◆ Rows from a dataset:
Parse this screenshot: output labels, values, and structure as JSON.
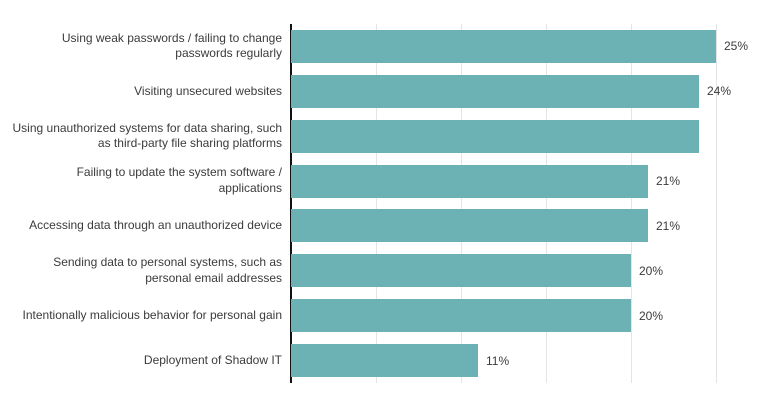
{
  "chart_data": {
    "type": "bar",
    "orientation": "horizontal",
    "title": "",
    "xlabel": "",
    "ylabel": "",
    "categories": [
      "Using weak passwords / failing to change passwords regularly",
      "Visiting unsecured websites",
      "Using unauthorized systems for data sharing, such as third-party file sharing platforms",
      "Failing to update the system software / applications",
      "Accessing data through an unauthorized device",
      "Sending data to personal systems, such as personal email addresses",
      "Intentionally malicious behavior for personal gain",
      "Deployment of Shadow IT"
    ],
    "values": [
      25,
      24,
      24,
      21,
      21,
      20,
      20,
      11
    ],
    "display_labels": [
      "25%",
      "24%",
      "",
      "21%",
      "21%",
      "20%",
      "20%",
      "11%"
    ],
    "xlim": [
      0,
      25
    ],
    "gridline_interval": 5,
    "grid": true,
    "legend": false,
    "bar_color": "#6cb1b3",
    "gridline_color": "#e4e4e4",
    "axis_color": "#111111",
    "text_color": "#3b3b3b"
  }
}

◆ Aim: Please repeat the entries exactly. Do not include the pictures.

◆ Response to this task:
Parse this screenshot: output labels, values, and structure as JSON.
{
  "chart_data": {
    "type": "bar",
    "orientation": "horizontal",
    "title": "",
    "xlabel": "",
    "ylabel": "",
    "categories": [
      "Using weak passwords / failing to change passwords regularly",
      "Visiting unsecured websites",
      "Using unauthorized systems for data sharing, such as third-party file sharing platforms",
      "Failing to update the system software / applications",
      "Accessing data through an unauthorized device",
      "Sending data to personal systems, such as personal email addresses",
      "Intentionally malicious behavior for personal gain",
      "Deployment of Shadow IT"
    ],
    "values": [
      25,
      24,
      24,
      21,
      21,
      20,
      20,
      11
    ],
    "display_labels": [
      "25%",
      "24%",
      "",
      "21%",
      "21%",
      "20%",
      "20%",
      "11%"
    ],
    "xlim": [
      0,
      25
    ],
    "gridline_interval": 5,
    "grid": true,
    "legend": false,
    "bar_color": "#6cb1b3",
    "gridline_color": "#e4e4e4",
    "axis_color": "#111111",
    "text_color": "#3b3b3b"
  }
}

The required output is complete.